→ Consigne
Mettez l'ensemble des enregistrements ci-dessous sous forme de liste JSON de chaînes, une chaîne par ligne, sans les lignes vides. Laissez les images de côté, s'il vous plaît.

→ Lignes de données
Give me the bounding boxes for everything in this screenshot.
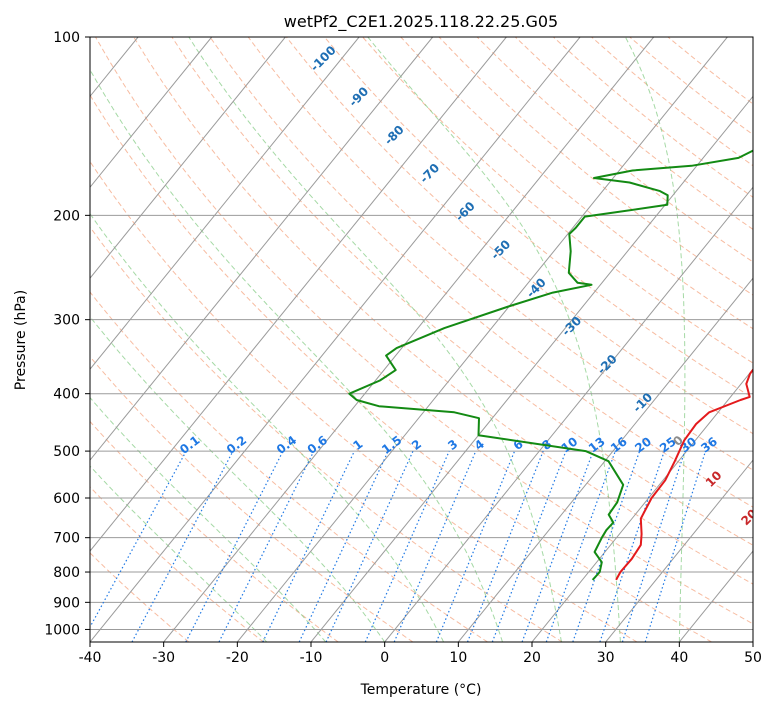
dry-adiabat: [324, 37, 753, 399]
mixing-ratio-line: [90, 450, 187, 629]
moist-adiabat: [90, 396, 327, 642]
y-tick-label: 100: [53, 30, 80, 46]
dry-adiabat: [209, 37, 753, 508]
mixing-ratio-line: [393, 450, 477, 642]
mixing-ratio-line: [298, 450, 389, 642]
x-tick-label: -40: [79, 650, 102, 666]
y-tick-label: 800: [53, 565, 80, 581]
dry-adiabat: [90, 226, 563, 642]
dry-adiabat: [90, 552, 190, 642]
moist-adiabat: [90, 315, 386, 642]
moist-adiabat: [367, 37, 621, 642]
plot-background: [90, 37, 753, 642]
isotherm-line: [310, 95, 753, 642]
y-tick-label: 600: [53, 491, 80, 507]
moist-adiabat: [90, 68, 503, 642]
x-tick-label: -20: [226, 650, 249, 666]
mixing-ratio-line: [572, 450, 641, 642]
x-tick-label: 20: [523, 650, 541, 666]
dry-adiabat: [90, 160, 638, 642]
moist-adiabat: [90, 212, 445, 642]
dry-adiabat: [95, 37, 753, 625]
isotherm-line: [457, 277, 753, 642]
x-tick-label: 0: [380, 650, 389, 666]
temperature-profile-line: [615, 300, 753, 581]
mixing-ratio-line: [599, 450, 665, 642]
isotherm-line: [90, 37, 360, 370]
x-tick-label: -30: [152, 650, 175, 666]
y-tick-label: 300: [53, 313, 80, 329]
x-tick-label: 50: [744, 650, 762, 666]
plot-frame: [89, 36, 754, 643]
mixing-ratio-line: [262, 450, 355, 642]
y-tick-label: 700: [53, 531, 80, 547]
dry-adiabat: [90, 420, 339, 642]
chart-title: wetPf2_C2E1.2025.118.22.25.G05: [284, 12, 558, 32]
y-axis-label: Pressure (hPa): [13, 290, 29, 390]
x-tick-label: 40: [670, 650, 688, 666]
isotherm-line: [605, 459, 753, 642]
data-series: [348, 149, 753, 581]
dry-adiabat: [90, 291, 488, 642]
x-tick-label: 30: [597, 650, 615, 666]
isotherm-line: [90, 37, 213, 189]
dry-adiabat: [362, 37, 753, 364]
isotherm-line: [90, 37, 434, 461]
dry-adiabat: [438, 37, 753, 296]
mixing-ratio-line: [621, 450, 686, 642]
axis-ticks: -40 -30 -20 -10 0 10 20 30 40 50 100 200 300 400 500 60…: [44, 30, 762, 666]
mixing-ratio-line: [364, 450, 450, 642]
moist-adiabat: [188, 37, 562, 642]
x-axis-label: Temperature (°C): [360, 682, 482, 698]
moist-adiabat: [624, 37, 686, 642]
x-tick-label: -10: [300, 650, 323, 666]
isotherm-line: [90, 37, 286, 280]
mixing-ratio-line: [644, 450, 707, 642]
isotherm-line: [0, 37, 64, 642]
dry-adiabat: [247, 37, 753, 471]
mixing-ratio-line: [545, 450, 616, 642]
y-tick-label: 400: [53, 387, 80, 403]
dewpoint-profile-line: [348, 149, 753, 581]
isotherm-line: [163, 37, 655, 642]
dry-adiabat: [133, 37, 753, 585]
y-tick-label: 1000: [44, 622, 80, 638]
isotherm-line: [531, 368, 753, 642]
isotherm-line: [384, 186, 753, 642]
y-tick-label: 500: [53, 444, 80, 460]
moist-adiabat: [90, 465, 268, 642]
y-tick-label: 900: [53, 595, 80, 611]
mixing-ratio-line: [325, 450, 414, 642]
isotherm-line: [90, 37, 507, 552]
isotherm-line: [236, 37, 728, 642]
isotherm-line: [90, 37, 581, 642]
x-tick-label: 10: [449, 650, 467, 666]
isotherm-line: [752, 641, 753, 642]
y-tick-label: 200: [53, 208, 80, 224]
dry-adiabat: [90, 94, 712, 642]
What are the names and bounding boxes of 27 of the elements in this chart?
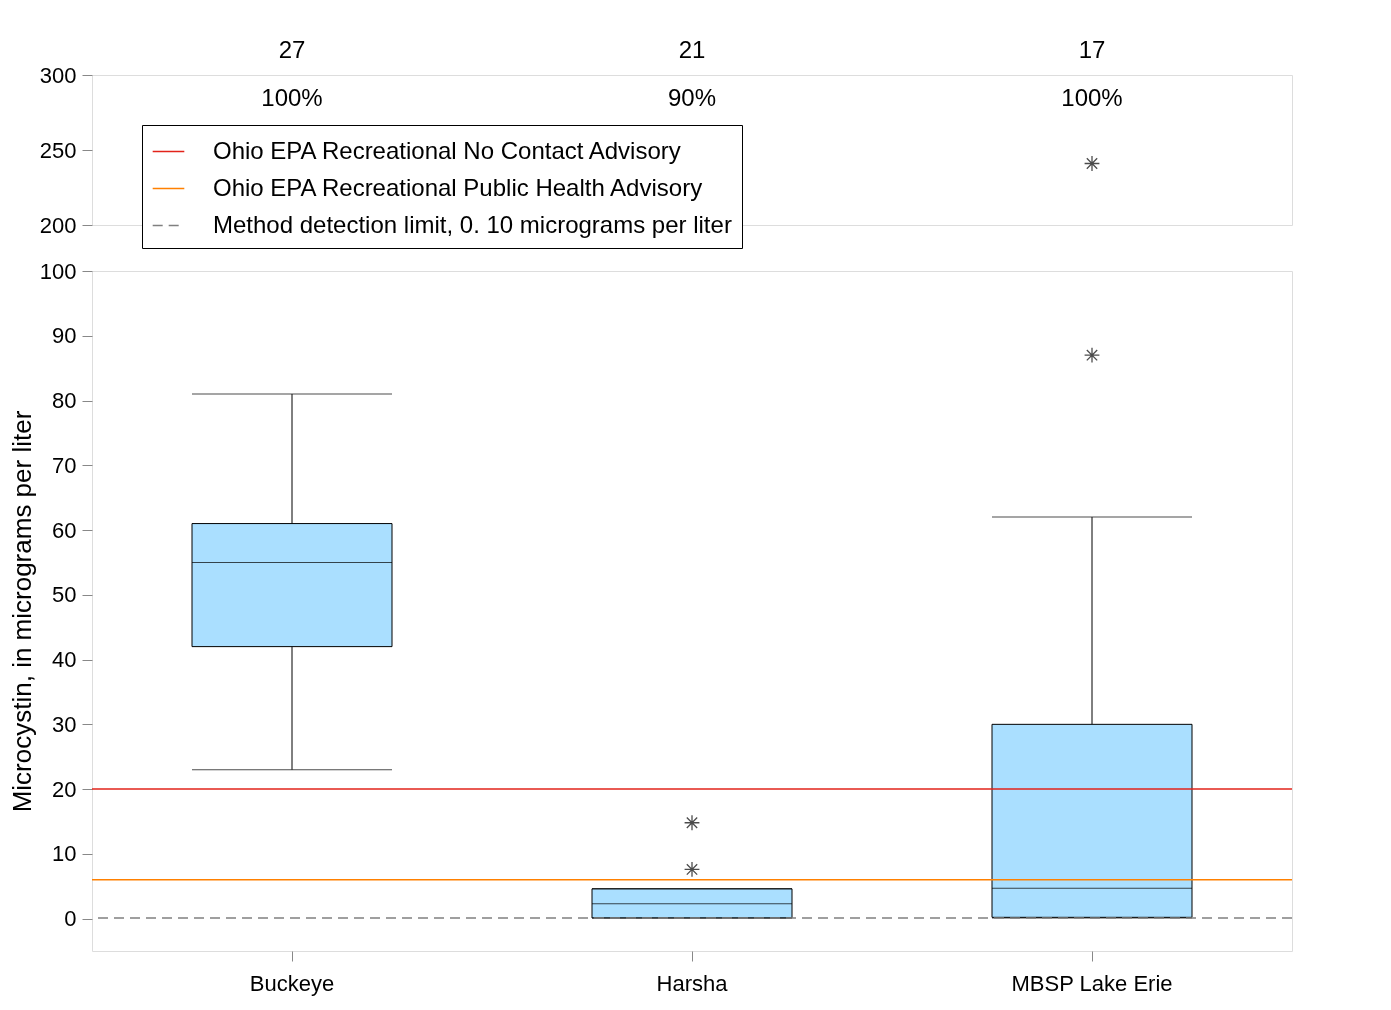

→ Bonne réponse
[
  "Give me the bounding boxes for everything in this screenshot.",
  "dry-adiabat: [324, 37, 753, 399]",
  "mixing-ratio-line: [90, 450, 187, 629]",
  "moist-adiabat: [90, 396, 327, 642]",
  "y-tick-label: 100: [53, 30, 80, 46]",
  "dry-adiabat: [209, 37, 753, 508]",
  "mixing-ratio-line: [393, 450, 477, 642]",
  "mixing-ratio-line: [298, 450, 389, 642]",
  "x-tick-label: -40: [79, 650, 102, 666]",
  "y-tick-label: 800: [53, 565, 80, 581]",
  "dry-adiabat: [90, 226, 563, 642]",
  "dry-adiabat: [90, 552, 190, 642]",
  "moist-adiabat: [90, 315, 386, 642]",
  "moist-adiabat: [367, 37, 621, 642]",
  "plot-background: [90, 37, 753, 642]",
  "isotherm-line: [310, 95, 753, 642]",
  "y-tick-label: 600: [53, 491, 80, 507]",
  "moist-adiabat: [90, 68, 503, 642]",
  "x-tick-label: -20: [226, 650, 249, 666]",
  "mixing-ratio-line: [572, 450, 641, 642]",
  "x-tick-label: 20: [523, 650, 541, 666]",
  "dry-adiabat: [90, 160, 638, 642]",
  "moist-adiabat: [90, 212, 445, 642]",
  "dry-adiabat: [95, 37, 753, 625]",
  "isotherm-line: [457, 277, 753, 642]",
  "x-tick-label: 0: [380, 650, 389, 666]",
  "temperature-profile-line: [615, 300, 753, 581]",
  "mixing-ratio-line: [599, 450, 665, 642]",
  "isotherm-line: [90, 37, 360, 370]",
  "x-tick-label: -30: [152, 650, 175, 666]",
  "y-tick-label: 300: [53, 313, 80, 329]",
  "x-tick-label: 50: [744, 650, 762, 666]",
  "plot-frame: [89, 36, 754, 643]",
  "mixing-ratio-line: [262, 450, 355, 642]",
  "y-tick-label: 700: [53, 531, 80, 547]",
  "dry-adiabat: [90, 420, 339, 642]",
  "chart-title: wetPf2_C2E1.2025.118.22.25.G05: [284, 12, 558, 32]",
  "y-axis-label: Pressure (hPa): [13, 290, 29, 390]",
  "x-tick-label: 40: [670, 650, 688, 666]",
  "isotherm-line: [605, 459, 753, 642]",
  "data-series: [348, 149, 753, 581]",
  "dry-adiabat: [90, 291, 488, 642]",
  "x-tick-label: 30: [597, 650, 615, 666]",
  "isotherm-line: [90, 37, 213, 189]",
  "dry-adiabat: [362, 37, 753, 364]",
  "isotherm-line: [90, 37, 434, 461]",
  "dry-adiabat: [438, 37, 753, 296]",
  "mixing-ratio-line: [621, 450, 686, 642]",
  "axis-ticks: -40 -30 -20 -10 0 10 20 30 40 50 100 200 300 400 500 60…: [44, 30, 762, 666]",
  "mixing-ratio-line: [364, 450, 450, 642]",
  "moist-adiabat: [188, 37, 562, 642]",
  "x-axis-label: Temperature (°C): [360, 682, 482, 698]",
  "moist-adiabat: [624, 37, 686, 642]",
  "x-tick-label: -10: [300, 650, 323, 666]",
  "isotherm-line: [90, 37, 286, 280]",
  "mixing-ratio-line: [644, 450, 707, 642]",
  "isotherm-line: [0, 37, 64, 642]",
  "dry-adiabat: [247, 37, 753, 471]",
  "mixing-ratio-line: [545, 450, 616, 642]",
  "y-tick-label: 400: [53, 387, 80, 403]",
  "dewpoint-profile-line: [348, 149, 753, 581]",
  "isotherm-line: [163, 37, 655, 642]",
  "dry-adiabat: [133, 37, 753, 585]",
  "y-tick-label: 1000: [44, 622, 80, 638]",
  "isotherm-line: [531, 368, 753, 642]",
  "isotherm-line: [384, 186, 753, 642]",
  "y-tick-label: 500: [53, 444, 80, 460]",
  "moist-adiabat: [90, 465, 268, 642]",
  "y-tick-label: 900: [53, 595, 80, 611]",
  "mixing-ratio-line: [325, 450, 414, 642]",
  "isotherm-line: [90, 37, 507, 552]",
  "isotherm-line: [236, 37, 728, 642]",
  "isotherm-line: [90, 37, 581, 642]",
  "x-tick-label: 10: [449, 650, 467, 666]",
  "isotherm-line: [752, 641, 753, 642]",
  "y-tick-label: 200: [53, 208, 80, 224]",
  "dry-adiabat: [90, 94, 712, 642]",
  "What are the names and bounding boxes of 27 of the elements in this chart?"
]